Figure contents as structured data
** start **
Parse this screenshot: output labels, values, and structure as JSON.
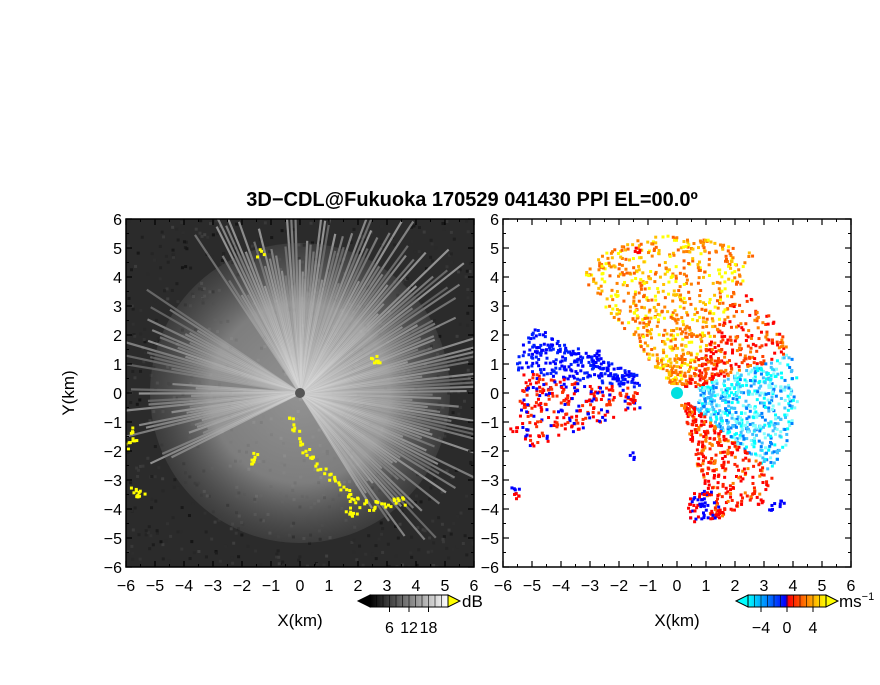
{
  "title": "3D−CDL@Fukuoka 170529 041430 PPI EL=00.0º",
  "chart_data": [
    {
      "type": "heatmap",
      "panel": "left",
      "variable_unit": "dB",
      "xlabel": "X(km)",
      "ylabel": "Y(km)",
      "xlim": [
        -6,
        6
      ],
      "ylim": [
        -6,
        6
      ],
      "xticks": [
        -6,
        -5,
        -4,
        -3,
        -2,
        -1,
        0,
        1,
        2,
        3,
        4,
        5,
        6
      ],
      "yticks": [
        -6,
        -5,
        -4,
        -3,
        -2,
        -1,
        0,
        1,
        2,
        3,
        4,
        5,
        6
      ],
      "xtick_labels": [
        "−6",
        "−5",
        "−4",
        "−3",
        "−2",
        "−1",
        "0",
        "1",
        "2",
        "3",
        "4",
        "5",
        "6"
      ],
      "ytick_labels": [
        "−6",
        "−5",
        "−4",
        "−3",
        "−2",
        "−1",
        "0",
        "1",
        "2",
        "3",
        "4",
        "5",
        "6"
      ],
      "colorbar": {
        "unit": "dB",
        "ticks": [
          6,
          12,
          18
        ],
        "tick_labels": [
          "6",
          "12",
          "18"
        ],
        "range": [
          0,
          24
        ],
        "colormap": [
          "#000000",
          "#ffffff"
        ],
        "over_color": "#ffff00"
      },
      "background_color": "#2b2b2b",
      "flag_color": "#ffff00"
    },
    {
      "type": "heatmap",
      "panel": "right",
      "variable_unit": "ms−1",
      "xlabel": "X(km)",
      "ylabel": "",
      "xlim": [
        -6,
        6
      ],
      "ylim": [
        -6,
        6
      ],
      "xticks": [
        -6,
        -5,
        -4,
        -3,
        -2,
        -1,
        0,
        1,
        2,
        3,
        4,
        5,
        6
      ],
      "yticks": [
        -6,
        -5,
        -4,
        -3,
        -2,
        -1,
        0,
        1,
        2,
        3,
        4,
        5,
        6
      ],
      "xtick_labels": [
        "−6",
        "−5",
        "−4",
        "−3",
        "−2",
        "−1",
        "0",
        "1",
        "2",
        "3",
        "4",
        "5",
        "6"
      ],
      "ytick_labels": [
        "−6",
        "−5",
        "−4",
        "−3",
        "−2",
        "−1",
        "0",
        "1",
        "2",
        "3",
        "4",
        "5",
        "6"
      ],
      "colorbar": {
        "unit": "ms",
        "unit_exponent": "−1",
        "ticks": [
          -4,
          0,
          4
        ],
        "tick_labels": [
          "−4",
          "0",
          "4"
        ],
        "range": [
          -6,
          6
        ],
        "colormap": [
          "#00ffff",
          "#0080ff",
          "#0000ff",
          "#ff0000",
          "#ff8000",
          "#ffff00"
        ]
      },
      "background_color": "#ffffff",
      "marker_color": "#00e0e0"
    }
  ]
}
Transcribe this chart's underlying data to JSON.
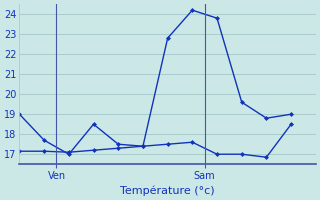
{
  "xlabel": "Température (°c)",
  "background_color": "#cce8e6",
  "grid_color": "#aacccc",
  "line_color": "#1133bb",
  "separator_color": "#4455aa",
  "ylim": [
    16.5,
    24.5
  ],
  "yticks": [
    17,
    18,
    19,
    20,
    21,
    22,
    23,
    24
  ],
  "xlim": [
    0,
    12
  ],
  "line1_x": [
    0,
    1,
    2,
    3,
    4,
    5,
    6,
    7,
    8,
    9,
    10,
    11
  ],
  "line1_y": [
    19,
    17.7,
    17.0,
    18.5,
    17.5,
    17.4,
    22.8,
    24.2,
    23.8,
    19.6,
    18.8,
    19.0
  ],
  "line2_x": [
    0,
    1,
    2,
    3,
    4,
    5,
    6,
    7,
    8,
    9,
    10,
    11
  ],
  "line2_y": [
    17.15,
    17.15,
    17.1,
    17.2,
    17.3,
    17.4,
    17.5,
    17.6,
    17.0,
    17.0,
    16.85,
    18.5
  ],
  "ven_x": 1.5,
  "sam_x": 7.5,
  "tick_labels": [
    "Ven",
    "Sam"
  ],
  "xlabel_fontsize": 8,
  "ytick_fontsize": 7,
  "xtick_fontsize": 7
}
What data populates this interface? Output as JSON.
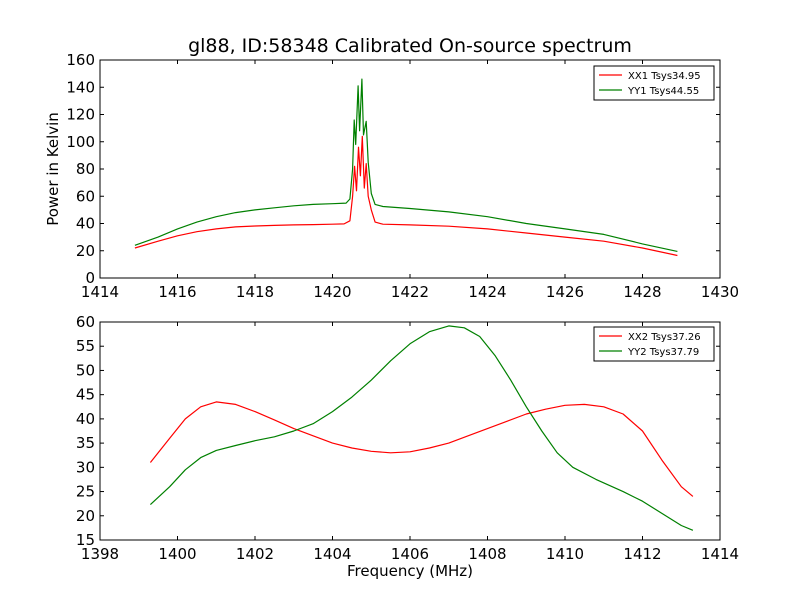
{
  "chart_data": [
    {
      "type": "line",
      "title": "gl88, ID:58348 Calibrated On-source spectrum",
      "xlabel": "",
      "ylabel": "Power in Kelvin",
      "xlim": [
        1414,
        1430
      ],
      "ylim": [
        0,
        160
      ],
      "xticks": [
        1414,
        1416,
        1418,
        1420,
        1422,
        1424,
        1426,
        1428,
        1430
      ],
      "yticks": [
        0,
        20,
        40,
        60,
        80,
        100,
        120,
        140,
        160
      ],
      "grid": false,
      "legend_position": "top-right",
      "series": [
        {
          "name": "XX1 Tsys34.95",
          "color": "#ff0000",
          "points": [
            [
              1414.9,
              22
            ],
            [
              1415.5,
              27
            ],
            [
              1416.0,
              31
            ],
            [
              1416.5,
              34
            ],
            [
              1417.0,
              36
            ],
            [
              1417.5,
              37.5
            ],
            [
              1418.0,
              38.2
            ],
            [
              1418.5,
              38.6
            ],
            [
              1419.0,
              39
            ],
            [
              1419.5,
              39.2
            ],
            [
              1420.0,
              39.5
            ],
            [
              1420.3,
              39.7
            ],
            [
              1420.45,
              42
            ],
            [
              1420.52,
              60
            ],
            [
              1420.57,
              82
            ],
            [
              1420.62,
              64
            ],
            [
              1420.67,
              96
            ],
            [
              1420.72,
              75
            ],
            [
              1420.77,
              104
            ],
            [
              1420.82,
              66
            ],
            [
              1420.87,
              84
            ],
            [
              1420.92,
              60
            ],
            [
              1421.0,
              50
            ],
            [
              1421.1,
              41
            ],
            [
              1421.3,
              39.5
            ],
            [
              1422.0,
              39
            ],
            [
              1423.0,
              38
            ],
            [
              1424.0,
              36
            ],
            [
              1425.0,
              33
            ],
            [
              1426.0,
              30
            ],
            [
              1427.0,
              27
            ],
            [
              1428.0,
              22
            ],
            [
              1428.9,
              16.5
            ]
          ]
        },
        {
          "name": "YY1 Tsys44.55",
          "color": "#008000",
          "points": [
            [
              1414.9,
              24
            ],
            [
              1415.5,
              30
            ],
            [
              1416.0,
              36
            ],
            [
              1416.5,
              41
            ],
            [
              1417.0,
              45
            ],
            [
              1417.5,
              48
            ],
            [
              1418.0,
              50
            ],
            [
              1418.5,
              51.5
            ],
            [
              1419.0,
              53
            ],
            [
              1419.5,
              54
            ],
            [
              1420.0,
              54.5
            ],
            [
              1420.35,
              55
            ],
            [
              1420.45,
              58
            ],
            [
              1420.52,
              80
            ],
            [
              1420.56,
              116
            ],
            [
              1420.6,
              98
            ],
            [
              1420.66,
              141
            ],
            [
              1420.7,
              108
            ],
            [
              1420.76,
              146
            ],
            [
              1420.8,
              105
            ],
            [
              1420.87,
              115
            ],
            [
              1420.92,
              85
            ],
            [
              1421.0,
              62
            ],
            [
              1421.1,
              54
            ],
            [
              1421.3,
              52.5
            ],
            [
              1422.0,
              51
            ],
            [
              1423.0,
              48.5
            ],
            [
              1424.0,
              45
            ],
            [
              1425.0,
              40
            ],
            [
              1426.0,
              36
            ],
            [
              1427.0,
              32
            ],
            [
              1428.0,
              25
            ],
            [
              1428.9,
              19.5
            ]
          ]
        }
      ]
    },
    {
      "type": "line",
      "title": "",
      "xlabel": "Frequency (MHz)",
      "ylabel": "",
      "xlim": [
        1398,
        1414
      ],
      "ylim": [
        15,
        60
      ],
      "xticks": [
        1398,
        1400,
        1402,
        1404,
        1406,
        1408,
        1410,
        1412,
        1414
      ],
      "yticks": [
        15,
        20,
        25,
        30,
        35,
        40,
        45,
        50,
        55,
        60
      ],
      "grid": false,
      "legend_position": "top-right",
      "series": [
        {
          "name": "XX2 Tsys37.26",
          "color": "#ff0000",
          "points": [
            [
              1399.3,
              31
            ],
            [
              1399.8,
              36
            ],
            [
              1400.2,
              40
            ],
            [
              1400.6,
              42.5
            ],
            [
              1401.0,
              43.5
            ],
            [
              1401.5,
              43
            ],
            [
              1402.0,
              41.5
            ],
            [
              1402.5,
              39.8
            ],
            [
              1403.0,
              38
            ],
            [
              1403.5,
              36.5
            ],
            [
              1404.0,
              35
            ],
            [
              1404.5,
              34
            ],
            [
              1405.0,
              33.3
            ],
            [
              1405.5,
              33
            ],
            [
              1406.0,
              33.2
            ],
            [
              1406.5,
              34
            ],
            [
              1407.0,
              35
            ],
            [
              1407.5,
              36.5
            ],
            [
              1408.0,
              38
            ],
            [
              1408.5,
              39.5
            ],
            [
              1409.0,
              41
            ],
            [
              1409.5,
              42
            ],
            [
              1410.0,
              42.8
            ],
            [
              1410.5,
              43
            ],
            [
              1411.0,
              42.5
            ],
            [
              1411.5,
              41
            ],
            [
              1412.0,
              37.5
            ],
            [
              1412.5,
              31.5
            ],
            [
              1413.0,
              26
            ],
            [
              1413.3,
              24
            ]
          ]
        },
        {
          "name": "YY2 Tsys37.79",
          "color": "#008000",
          "points": [
            [
              1399.3,
              22.3
            ],
            [
              1399.8,
              26
            ],
            [
              1400.2,
              29.5
            ],
            [
              1400.6,
              32
            ],
            [
              1401.0,
              33.5
            ],
            [
              1401.5,
              34.5
            ],
            [
              1402.0,
              35.5
            ],
            [
              1402.5,
              36.3
            ],
            [
              1403.0,
              37.5
            ],
            [
              1403.5,
              39
            ],
            [
              1404.0,
              41.5
            ],
            [
              1404.5,
              44.5
            ],
            [
              1405.0,
              48
            ],
            [
              1405.5,
              52
            ],
            [
              1406.0,
              55.5
            ],
            [
              1406.5,
              58
            ],
            [
              1407.0,
              59.2
            ],
            [
              1407.4,
              58.8
            ],
            [
              1407.8,
              57
            ],
            [
              1408.2,
              53
            ],
            [
              1408.6,
              48
            ],
            [
              1409.0,
              42.5
            ],
            [
              1409.4,
              37.5
            ],
            [
              1409.8,
              33
            ],
            [
              1410.2,
              30
            ],
            [
              1410.8,
              27.5
            ],
            [
              1411.5,
              25
            ],
            [
              1412.0,
              23
            ],
            [
              1412.5,
              20.5
            ],
            [
              1413.0,
              18
            ],
            [
              1413.3,
              17
            ]
          ]
        }
      ]
    }
  ]
}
** end **
◆ What you need to do ◆
Return each line that includes "name".

◆ Solution for this exercise ◆
          "name": "XX1 Tsys34.95",
          "name": "YY1 Tsys44.55",
          "name": "XX2 Tsys37.26",
          "name": "YY2 Tsys37.79",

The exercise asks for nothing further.